§ **Given instruction**: State how many lines include "Real", giving the number by itself.

§ **Supplied data**:

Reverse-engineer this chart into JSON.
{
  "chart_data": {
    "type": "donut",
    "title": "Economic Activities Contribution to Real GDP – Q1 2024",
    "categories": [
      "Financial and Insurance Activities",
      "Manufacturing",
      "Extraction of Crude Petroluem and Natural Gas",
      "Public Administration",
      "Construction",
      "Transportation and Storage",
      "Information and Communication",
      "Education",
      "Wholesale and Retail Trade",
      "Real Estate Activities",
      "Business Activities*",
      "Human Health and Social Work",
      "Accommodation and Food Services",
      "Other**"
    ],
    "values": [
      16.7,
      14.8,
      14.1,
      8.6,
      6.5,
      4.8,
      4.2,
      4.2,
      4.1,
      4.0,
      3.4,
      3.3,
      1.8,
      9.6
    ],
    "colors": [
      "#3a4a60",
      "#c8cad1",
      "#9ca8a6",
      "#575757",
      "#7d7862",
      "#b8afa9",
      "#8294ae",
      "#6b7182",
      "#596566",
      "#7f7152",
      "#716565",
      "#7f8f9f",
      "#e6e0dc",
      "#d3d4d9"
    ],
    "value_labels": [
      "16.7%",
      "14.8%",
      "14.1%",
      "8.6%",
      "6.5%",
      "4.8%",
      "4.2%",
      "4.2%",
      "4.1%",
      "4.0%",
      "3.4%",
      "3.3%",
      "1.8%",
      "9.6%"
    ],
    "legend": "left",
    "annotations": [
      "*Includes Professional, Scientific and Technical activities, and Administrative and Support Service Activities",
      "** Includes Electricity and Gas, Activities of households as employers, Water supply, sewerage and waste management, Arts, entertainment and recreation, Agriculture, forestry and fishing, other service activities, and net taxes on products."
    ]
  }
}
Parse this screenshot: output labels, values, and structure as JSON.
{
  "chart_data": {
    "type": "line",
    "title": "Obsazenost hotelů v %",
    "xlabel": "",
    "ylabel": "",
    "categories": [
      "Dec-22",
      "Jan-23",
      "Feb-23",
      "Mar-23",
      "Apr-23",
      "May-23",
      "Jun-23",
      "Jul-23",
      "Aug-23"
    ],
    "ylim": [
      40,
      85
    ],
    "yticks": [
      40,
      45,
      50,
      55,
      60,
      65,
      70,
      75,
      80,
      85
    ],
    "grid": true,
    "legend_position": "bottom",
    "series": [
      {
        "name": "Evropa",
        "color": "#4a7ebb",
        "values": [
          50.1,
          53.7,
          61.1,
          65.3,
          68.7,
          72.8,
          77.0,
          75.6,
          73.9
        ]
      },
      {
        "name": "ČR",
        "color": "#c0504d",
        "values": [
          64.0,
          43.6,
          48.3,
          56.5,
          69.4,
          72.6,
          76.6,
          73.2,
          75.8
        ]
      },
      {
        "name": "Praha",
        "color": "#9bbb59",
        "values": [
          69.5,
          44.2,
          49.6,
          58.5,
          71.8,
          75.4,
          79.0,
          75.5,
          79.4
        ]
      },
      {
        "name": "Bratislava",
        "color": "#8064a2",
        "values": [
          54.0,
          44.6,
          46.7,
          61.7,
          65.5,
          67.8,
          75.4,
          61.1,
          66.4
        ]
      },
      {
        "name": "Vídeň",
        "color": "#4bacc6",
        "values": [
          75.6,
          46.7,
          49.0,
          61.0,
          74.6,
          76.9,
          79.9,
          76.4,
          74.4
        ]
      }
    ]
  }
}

§ **Result of the task**: 2